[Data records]
* * * * * * *

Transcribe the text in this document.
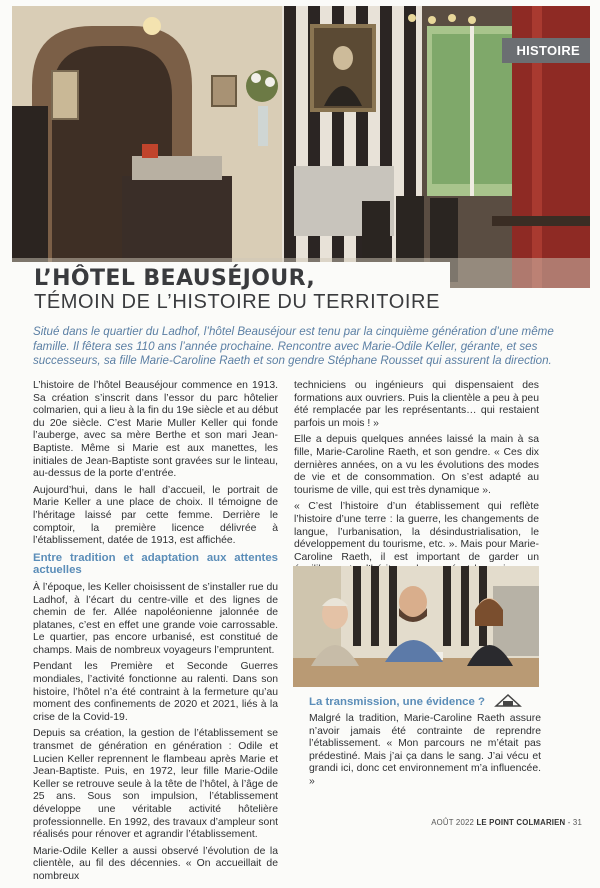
HISTOIRE
L’HÔTEL BEAUSÉJOUR,
TÉMOIN DE L’HISTOIRE DU TERRITOIRE
Situé dans le quartier du Ladhof, l’hôtel Beauséjour est tenu par la cinquième génération d’une même famille. Il fêtera ses 110 ans l’année prochaine. Rencontre avec Marie-Odile Keller, gérante, et ses successeurs, sa fille Marie-Caroline Raeth et son gendre Stéphane Rousset qui assurent la direction.

L’histoire de l’hôtel Beauséjour commence en 1913. Sa création s’inscrit dans l’essor du parc hôtelier colmarien, qui a lieu à la fin du 19e siècle et au début du 20e siècle. C’est Marie Muller Keller qui fonde l’auberge, avec sa mère Berthe et son mari Jean-Baptiste. Même si Marie est aux manettes, les initiales de Jean-Baptiste sont gravées sur le linteau, au-dessus de la porte d’entrée.

Aujourd’hui, dans le hall d’accueil, le portrait de Marie Keller a une place de choix. Il témoigne de l’héritage laissé par cette femme. Derrière le comptoir, la première licence délivrée à l’établissement, datée de 1913, est affichée.

Entre tradition et adaptation aux attentes actuelles

À l’époque, les Keller choisissent de s’installer rue du Ladhof, à l’écart du centre-ville et des lignes de chemin de fer. Allée napoléonienne jalonnée de platanes, c’est en effet une grande voie carrossable. Le quartier, pas encore urbanisé, est constitué de champs. Mais de nombreux voyageurs l’empruntent.

Pendant les Première et Seconde Guerres mondiales, l’activité fonctionne au ralenti. Dans son histoire, l’hôtel n’a été contraint à la fermeture qu’au moment des confinements de 2020 et 2021, liés à la crise de la Covid-19.

Depuis sa création, la gestion de l’établissement se transmet de génération en génération : Odile et Lucien Keller reprennent le flambeau après Marie et Jean-Baptiste. Puis, en 1972, leur fille Marie-Odile Keller se retrouve seule à la tête de l’hôtel, à l’âge de 25 ans. Sous son impulsion, l’établissement développe une véritable activité hôtelière professionnelle. En 1992, des travaux d’ampleur sont réalisés pour rénover et agrandir l’établissement.

Marie-Odile Keller a aussi observé l’évolution de la clientèle, au fil des décennies. « On accueillait de nombreux

techniciens ou ingénieurs qui dispensaient des formations aux ouvriers. Puis la clientèle a peu à peu été remplacée par les représentants… qui restaient parfois un mois ! »

Elle a depuis quelques années laissé la main à sa fille, Marie-Caroline Raeth, et son gendre. « Ces dix dernières années, on a vu les évolutions des modes de vie et de consommation. On s’est adapté au tourisme de ville, qui est très dynamique ».

« C’est l’histoire d’un établissement qui reflète l’histoire d’une terre : la guerre, les changements de langue, l’urbanisation, la désindustrialisation, le développement du tourisme, etc. ». Mais pour Marie-Caroline Raeth, il est important de garder un

La transmission, une évidence ?
Malgré la tradition, Marie-Caroline Raeth assure n’avoir jamais été contrainte de reprendre l’établissement. « Mon parcours ne m’était pas prédestiné. Mais j’ai ça dans le sang. J’ai vécu et grandi ici, donc cet environnement m’a influencée. »
AOÛT 2022 LE POINT COLMARIEN - 31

* * * * * * *

__TASK TO CARRY OUT__
Track down the lines that include the word "clientèle" and copy them.

__ANSWER TO THIS PROBLEM__
Marie-Odile Keller a aussi observé l’évolution de la clientèle, au fil des décennies. « On accueillait de nombreux
techniciens ou ingénieurs qui dispensaient des formations aux ouvriers. Puis la clientèle a peu à peu été remplacée par les représentants… qui restaient parfois un mois ! »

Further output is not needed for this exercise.